→ **Records for the exercise**:
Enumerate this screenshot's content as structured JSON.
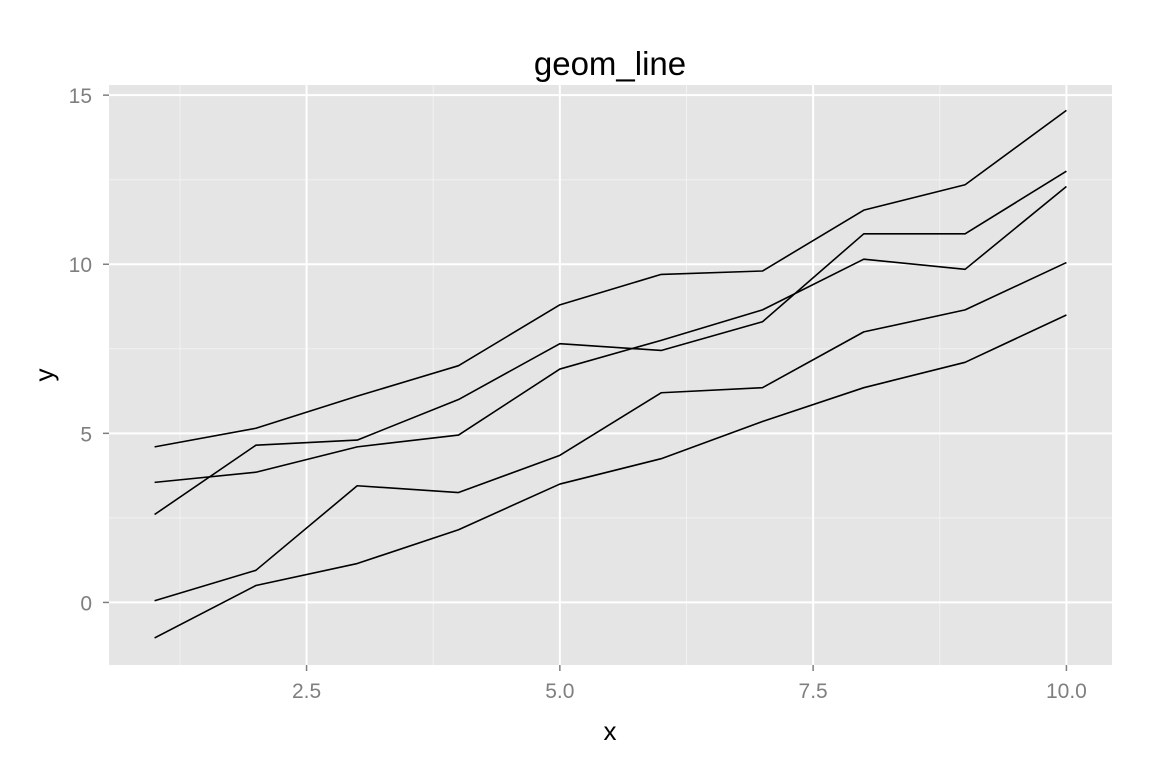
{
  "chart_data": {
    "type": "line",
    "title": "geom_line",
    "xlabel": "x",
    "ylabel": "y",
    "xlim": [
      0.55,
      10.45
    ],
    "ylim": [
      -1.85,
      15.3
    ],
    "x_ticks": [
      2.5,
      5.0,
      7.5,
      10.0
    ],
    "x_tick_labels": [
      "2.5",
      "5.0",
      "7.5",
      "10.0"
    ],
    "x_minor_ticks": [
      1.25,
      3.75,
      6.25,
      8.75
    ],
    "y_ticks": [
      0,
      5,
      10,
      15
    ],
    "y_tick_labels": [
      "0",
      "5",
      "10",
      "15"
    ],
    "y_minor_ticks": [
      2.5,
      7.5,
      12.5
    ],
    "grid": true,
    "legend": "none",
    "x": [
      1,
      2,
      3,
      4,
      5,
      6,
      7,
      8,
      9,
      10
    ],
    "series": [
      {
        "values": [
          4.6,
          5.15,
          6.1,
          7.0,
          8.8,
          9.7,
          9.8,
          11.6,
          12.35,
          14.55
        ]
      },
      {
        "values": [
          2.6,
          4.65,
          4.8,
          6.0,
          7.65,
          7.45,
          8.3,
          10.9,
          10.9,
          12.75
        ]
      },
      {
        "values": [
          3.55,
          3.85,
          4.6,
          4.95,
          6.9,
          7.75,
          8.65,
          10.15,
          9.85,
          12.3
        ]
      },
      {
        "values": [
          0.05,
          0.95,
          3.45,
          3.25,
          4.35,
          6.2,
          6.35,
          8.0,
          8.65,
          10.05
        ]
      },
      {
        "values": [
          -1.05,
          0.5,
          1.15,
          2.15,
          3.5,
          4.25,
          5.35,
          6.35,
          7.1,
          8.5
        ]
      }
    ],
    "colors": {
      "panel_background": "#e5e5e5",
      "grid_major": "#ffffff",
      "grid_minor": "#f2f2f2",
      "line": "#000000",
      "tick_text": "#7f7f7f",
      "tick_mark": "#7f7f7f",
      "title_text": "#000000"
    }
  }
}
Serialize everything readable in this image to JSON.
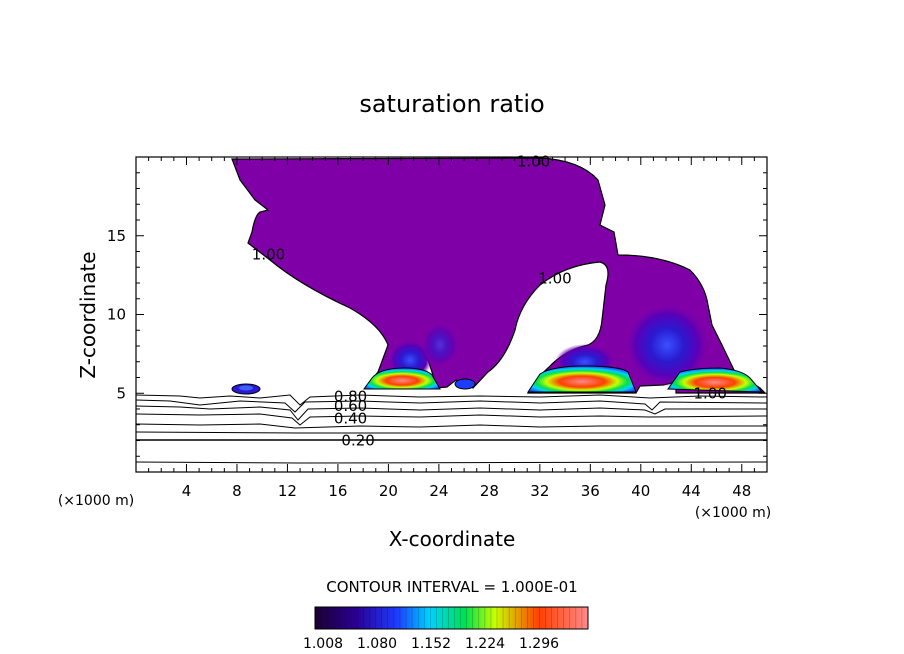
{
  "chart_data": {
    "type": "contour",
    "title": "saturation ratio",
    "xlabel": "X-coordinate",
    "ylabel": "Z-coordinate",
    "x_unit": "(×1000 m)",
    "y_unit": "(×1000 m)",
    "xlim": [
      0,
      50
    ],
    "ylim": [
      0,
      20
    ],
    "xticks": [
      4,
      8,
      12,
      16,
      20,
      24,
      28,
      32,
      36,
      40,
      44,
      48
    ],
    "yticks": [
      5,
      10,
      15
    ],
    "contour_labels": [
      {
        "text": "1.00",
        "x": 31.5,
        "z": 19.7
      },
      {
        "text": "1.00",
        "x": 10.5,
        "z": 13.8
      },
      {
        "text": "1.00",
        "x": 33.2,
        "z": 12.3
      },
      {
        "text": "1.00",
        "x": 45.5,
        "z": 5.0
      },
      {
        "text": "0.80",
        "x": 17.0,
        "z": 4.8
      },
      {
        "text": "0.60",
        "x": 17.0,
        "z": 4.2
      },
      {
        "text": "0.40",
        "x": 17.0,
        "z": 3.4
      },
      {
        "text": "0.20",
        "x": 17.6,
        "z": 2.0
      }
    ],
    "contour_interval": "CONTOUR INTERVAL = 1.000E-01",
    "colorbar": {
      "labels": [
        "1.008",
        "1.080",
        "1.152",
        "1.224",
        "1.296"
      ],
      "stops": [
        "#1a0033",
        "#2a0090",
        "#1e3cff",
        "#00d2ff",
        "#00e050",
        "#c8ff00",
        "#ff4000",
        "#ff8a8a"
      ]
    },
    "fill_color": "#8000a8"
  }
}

→ **Requirements**: Every line of text is to be repeated exactly; pictures are left out.

→ **Solution to this problem**:
Enumerate this screenshot's content as structured JSON.
{
  "chart_data": {
    "type": "line",
    "title": "geom_line",
    "xlabel": "x",
    "ylabel": "y",
    "xlim": [
      0.55,
      10.45
    ],
    "ylim": [
      -1.85,
      15.3
    ],
    "x_ticks": [
      2.5,
      5.0,
      7.5,
      10.0
    ],
    "x_tick_labels": [
      "2.5",
      "5.0",
      "7.5",
      "10.0"
    ],
    "x_minor_ticks": [
      1.25,
      3.75,
      6.25,
      8.75
    ],
    "y_ticks": [
      0,
      5,
      10,
      15
    ],
    "y_tick_labels": [
      "0",
      "5",
      "10",
      "15"
    ],
    "y_minor_ticks": [
      2.5,
      7.5,
      12.5
    ],
    "grid": true,
    "legend": "none",
    "x": [
      1,
      2,
      3,
      4,
      5,
      6,
      7,
      8,
      9,
      10
    ],
    "series": [
      {
        "values": [
          4.6,
          5.15,
          6.1,
          7.0,
          8.8,
          9.7,
          9.8,
          11.6,
          12.35,
          14.55
        ]
      },
      {
        "values": [
          2.6,
          4.65,
          4.8,
          6.0,
          7.65,
          7.45,
          8.3,
          10.9,
          10.9,
          12.75
        ]
      },
      {
        "values": [
          3.55,
          3.85,
          4.6,
          4.95,
          6.9,
          7.75,
          8.65,
          10.15,
          9.85,
          12.3
        ]
      },
      {
        "values": [
          0.05,
          0.95,
          3.45,
          3.25,
          4.35,
          6.2,
          6.35,
          8.0,
          8.65,
          10.05
        ]
      },
      {
        "values": [
          -1.05,
          0.5,
          1.15,
          2.15,
          3.5,
          4.25,
          5.35,
          6.35,
          7.1,
          8.5
        ]
      }
    ],
    "colors": {
      "panel_background": "#e5e5e5",
      "grid_major": "#ffffff",
      "grid_minor": "#f2f2f2",
      "line": "#000000",
      "tick_text": "#7f7f7f",
      "tick_mark": "#7f7f7f",
      "title_text": "#000000"
    }
  }
}
Serialize everything readable in this image to JSON.
{
  "chart_data": {
    "type": "contour",
    "title": "saturation ratio",
    "xlabel": "X-coordinate",
    "ylabel": "Z-coordinate",
    "x_unit": "(×1000 m)",
    "y_unit": "(×1000 m)",
    "xlim": [
      0,
      50
    ],
    "ylim": [
      0,
      20
    ],
    "xticks": [
      4,
      8,
      12,
      16,
      20,
      24,
      28,
      32,
      36,
      40,
      44,
      48
    ],
    "yticks": [
      5,
      10,
      15
    ],
    "contour_labels": [
      {
        "text": "1.00",
        "x": 31.5,
        "z": 19.7
      },
      {
        "text": "1.00",
        "x": 10.5,
        "z": 13.8
      },
      {
        "text": "1.00",
        "x": 33.2,
        "z": 12.3
      },
      {
        "text": "1.00",
        "x": 45.5,
        "z": 5.0
      },
      {
        "text": "0.80",
        "x": 17.0,
        "z": 4.8
      },
      {
        "text": "0.60",
        "x": 17.0,
        "z": 4.2
      },
      {
        "text": "0.40",
        "x": 17.0,
        "z": 3.4
      },
      {
        "text": "0.20",
        "x": 17.6,
        "z": 2.0
      }
    ],
    "contour_interval": "CONTOUR INTERVAL = 1.000E-01",
    "colorbar": {
      "labels": [
        "1.008",
        "1.080",
        "1.152",
        "1.224",
        "1.296"
      ],
      "stops": [
        "#1a0033",
        "#2a0090",
        "#1e3cff",
        "#00d2ff",
        "#00e050",
        "#c8ff00",
        "#ff4000",
        "#ff8a8a"
      ]
    },
    "fill_color": "#8000a8"
  }
}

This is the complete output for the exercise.